Work required: Scan the entries below for the word "dress". Copy each line that has it.

Records to process:

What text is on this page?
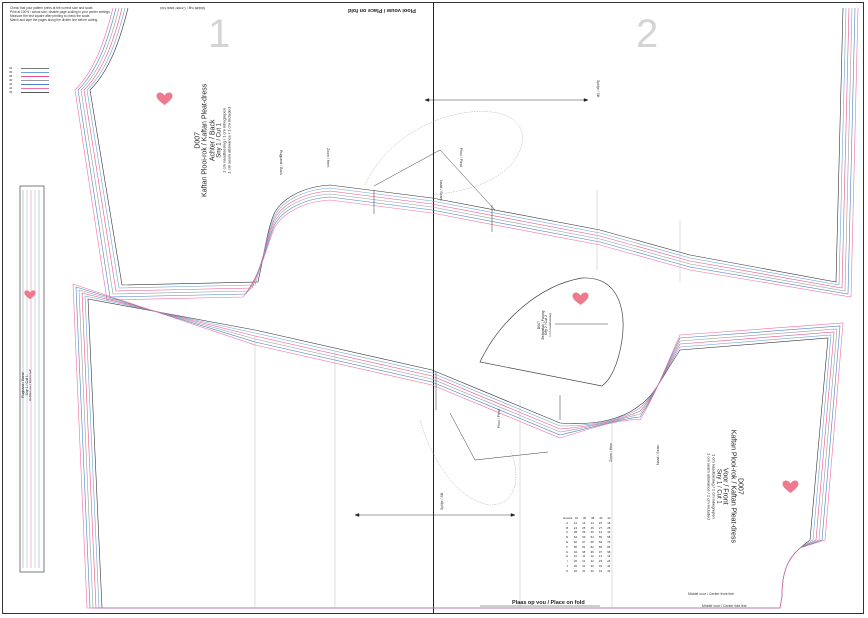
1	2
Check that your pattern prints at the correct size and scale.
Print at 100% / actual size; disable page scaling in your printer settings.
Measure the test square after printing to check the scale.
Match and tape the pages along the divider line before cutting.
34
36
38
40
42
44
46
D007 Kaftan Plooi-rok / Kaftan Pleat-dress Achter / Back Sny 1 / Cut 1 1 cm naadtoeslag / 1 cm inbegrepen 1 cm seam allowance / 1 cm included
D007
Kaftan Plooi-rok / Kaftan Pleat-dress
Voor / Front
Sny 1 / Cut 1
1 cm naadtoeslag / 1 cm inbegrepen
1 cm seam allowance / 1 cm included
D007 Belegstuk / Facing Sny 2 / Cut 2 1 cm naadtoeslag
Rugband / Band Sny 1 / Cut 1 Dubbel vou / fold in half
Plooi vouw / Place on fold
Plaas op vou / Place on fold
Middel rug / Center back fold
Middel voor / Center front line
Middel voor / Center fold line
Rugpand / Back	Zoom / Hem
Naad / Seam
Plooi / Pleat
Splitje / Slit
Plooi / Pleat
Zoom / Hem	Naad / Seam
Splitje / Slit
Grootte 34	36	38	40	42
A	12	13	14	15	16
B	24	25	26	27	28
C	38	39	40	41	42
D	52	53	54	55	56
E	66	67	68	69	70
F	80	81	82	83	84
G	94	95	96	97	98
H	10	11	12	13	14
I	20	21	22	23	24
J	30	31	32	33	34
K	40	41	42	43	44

==

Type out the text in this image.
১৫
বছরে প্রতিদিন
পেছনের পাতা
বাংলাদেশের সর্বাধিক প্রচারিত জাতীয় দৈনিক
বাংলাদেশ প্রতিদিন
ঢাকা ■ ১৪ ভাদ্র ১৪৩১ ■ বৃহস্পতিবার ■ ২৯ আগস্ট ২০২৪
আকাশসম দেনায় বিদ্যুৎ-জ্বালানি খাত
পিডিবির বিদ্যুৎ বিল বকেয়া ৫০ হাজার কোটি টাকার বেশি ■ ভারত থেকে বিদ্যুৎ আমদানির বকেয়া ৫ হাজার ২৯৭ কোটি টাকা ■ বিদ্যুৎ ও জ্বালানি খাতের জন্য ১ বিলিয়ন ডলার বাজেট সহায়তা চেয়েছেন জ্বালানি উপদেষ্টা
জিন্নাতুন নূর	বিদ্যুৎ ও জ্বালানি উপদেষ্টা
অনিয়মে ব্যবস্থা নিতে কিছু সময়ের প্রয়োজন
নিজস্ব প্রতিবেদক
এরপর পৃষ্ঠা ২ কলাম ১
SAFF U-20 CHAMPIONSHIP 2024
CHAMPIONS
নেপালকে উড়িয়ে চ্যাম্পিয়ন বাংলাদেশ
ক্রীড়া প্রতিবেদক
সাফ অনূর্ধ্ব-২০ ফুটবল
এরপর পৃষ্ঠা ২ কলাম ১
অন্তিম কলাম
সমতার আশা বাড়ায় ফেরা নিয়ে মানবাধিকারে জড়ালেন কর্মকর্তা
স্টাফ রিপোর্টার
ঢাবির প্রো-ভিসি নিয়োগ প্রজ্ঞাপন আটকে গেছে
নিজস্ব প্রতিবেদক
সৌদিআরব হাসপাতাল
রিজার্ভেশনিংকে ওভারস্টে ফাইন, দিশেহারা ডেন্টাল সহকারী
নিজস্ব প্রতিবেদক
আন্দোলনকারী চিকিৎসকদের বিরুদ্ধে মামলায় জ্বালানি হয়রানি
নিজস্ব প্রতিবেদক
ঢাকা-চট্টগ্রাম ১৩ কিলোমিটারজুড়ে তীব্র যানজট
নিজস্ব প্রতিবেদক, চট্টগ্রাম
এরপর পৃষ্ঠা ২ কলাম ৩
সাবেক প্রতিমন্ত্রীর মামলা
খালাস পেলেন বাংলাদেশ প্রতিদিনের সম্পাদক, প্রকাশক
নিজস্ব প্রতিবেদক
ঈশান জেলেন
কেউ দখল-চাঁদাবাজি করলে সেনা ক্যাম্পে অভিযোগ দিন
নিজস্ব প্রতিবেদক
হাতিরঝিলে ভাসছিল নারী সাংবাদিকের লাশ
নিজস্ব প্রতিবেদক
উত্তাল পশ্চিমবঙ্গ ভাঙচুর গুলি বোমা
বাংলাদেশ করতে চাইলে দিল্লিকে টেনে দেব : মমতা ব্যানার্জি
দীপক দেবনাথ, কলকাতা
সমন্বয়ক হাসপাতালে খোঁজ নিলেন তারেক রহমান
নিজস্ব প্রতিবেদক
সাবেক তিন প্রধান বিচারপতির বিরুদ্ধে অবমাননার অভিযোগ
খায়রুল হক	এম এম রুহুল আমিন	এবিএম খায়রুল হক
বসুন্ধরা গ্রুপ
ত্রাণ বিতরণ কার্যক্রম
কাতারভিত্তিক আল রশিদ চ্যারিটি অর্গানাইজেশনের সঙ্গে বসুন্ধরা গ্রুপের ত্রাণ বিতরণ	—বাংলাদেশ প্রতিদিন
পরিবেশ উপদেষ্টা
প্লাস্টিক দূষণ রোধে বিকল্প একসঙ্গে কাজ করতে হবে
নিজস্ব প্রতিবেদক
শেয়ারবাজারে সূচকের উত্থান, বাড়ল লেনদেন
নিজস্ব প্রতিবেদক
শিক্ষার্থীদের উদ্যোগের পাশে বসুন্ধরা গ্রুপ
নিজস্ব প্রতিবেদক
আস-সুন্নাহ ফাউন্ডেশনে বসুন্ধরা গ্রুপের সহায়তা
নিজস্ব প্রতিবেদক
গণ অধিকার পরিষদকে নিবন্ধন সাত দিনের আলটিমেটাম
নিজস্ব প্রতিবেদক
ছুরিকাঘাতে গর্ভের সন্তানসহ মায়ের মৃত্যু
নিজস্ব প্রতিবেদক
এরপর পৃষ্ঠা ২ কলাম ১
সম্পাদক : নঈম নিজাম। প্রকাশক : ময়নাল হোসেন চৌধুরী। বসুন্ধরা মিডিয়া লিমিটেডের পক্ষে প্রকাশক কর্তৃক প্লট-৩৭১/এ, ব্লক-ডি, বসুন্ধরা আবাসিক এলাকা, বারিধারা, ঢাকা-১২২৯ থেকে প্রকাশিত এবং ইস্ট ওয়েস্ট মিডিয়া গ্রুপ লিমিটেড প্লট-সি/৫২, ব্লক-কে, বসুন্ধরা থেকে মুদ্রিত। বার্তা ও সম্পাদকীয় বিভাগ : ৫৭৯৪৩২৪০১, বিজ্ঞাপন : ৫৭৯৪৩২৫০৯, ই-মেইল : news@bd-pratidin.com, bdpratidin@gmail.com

Output of the task:
D007 Kaftan Plooi-rok / Kaftan Pleat-dress Achter / Back Sny 1 / Cut 1 1 cm naadtoeslag / 1 cm inbegrepen 1 cm seam allowance / 1 cm included
Kaftan Plooi-rok / Kaftan Pleat-dress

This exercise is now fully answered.